INSTRUCTIONS TO FOLLOW. Output each entry exactly; skip nothing.

DATASET ENTRIES.
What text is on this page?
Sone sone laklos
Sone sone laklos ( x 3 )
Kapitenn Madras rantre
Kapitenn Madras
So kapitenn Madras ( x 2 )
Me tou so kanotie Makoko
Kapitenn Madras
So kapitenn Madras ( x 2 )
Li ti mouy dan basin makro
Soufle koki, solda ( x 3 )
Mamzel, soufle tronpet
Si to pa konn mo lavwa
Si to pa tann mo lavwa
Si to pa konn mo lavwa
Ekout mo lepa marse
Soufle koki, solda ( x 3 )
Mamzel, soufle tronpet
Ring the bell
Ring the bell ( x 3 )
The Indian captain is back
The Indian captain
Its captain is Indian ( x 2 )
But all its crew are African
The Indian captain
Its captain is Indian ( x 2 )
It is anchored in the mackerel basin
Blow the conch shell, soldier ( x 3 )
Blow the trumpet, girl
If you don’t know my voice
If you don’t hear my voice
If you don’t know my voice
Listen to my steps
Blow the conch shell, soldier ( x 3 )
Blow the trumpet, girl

WORKED ANSWER.
What text is on this page?
Sone sone laklos
Sone sone laklos ( x 3 )
Kapitenn Madras rantre
Kapitenn Madras
So kapitenn Madras ( x 2 )
Me tou so kanotie Makoko
Kapitenn Madras
So kapitenn Madras ( x 2 )
Li ti mouy dan basin makro
Soufle koki, solda ( x 3 )
Mamzel, soufle tronpet
Si to pa konn mo lavwa
Si to pa tann mo lavwa
Si to pa konn mo lavwa
Ekout mo lepa marse
Soufle koki, solda ( x 3 )
Mamzel, soufle tronpet
Ring the bell
Ring the bell ( x 3 )
The Indian captain is back
The Indian captain
Its captain is Indian ( x 2 )
But all its crew are African
The Indian captain
Its captain is Indian ( x 2 )
It is anchored in the mackerel basin
Blow the conch shell, soldier ( x 3 )
Blow the trumpet, girl
If you don’t know my voice
If you don’t hear my voice
If you don’t know my voice
Listen to my steps
Blow the conch shell, soldier ( x 3 )
Blow the trumpet, girl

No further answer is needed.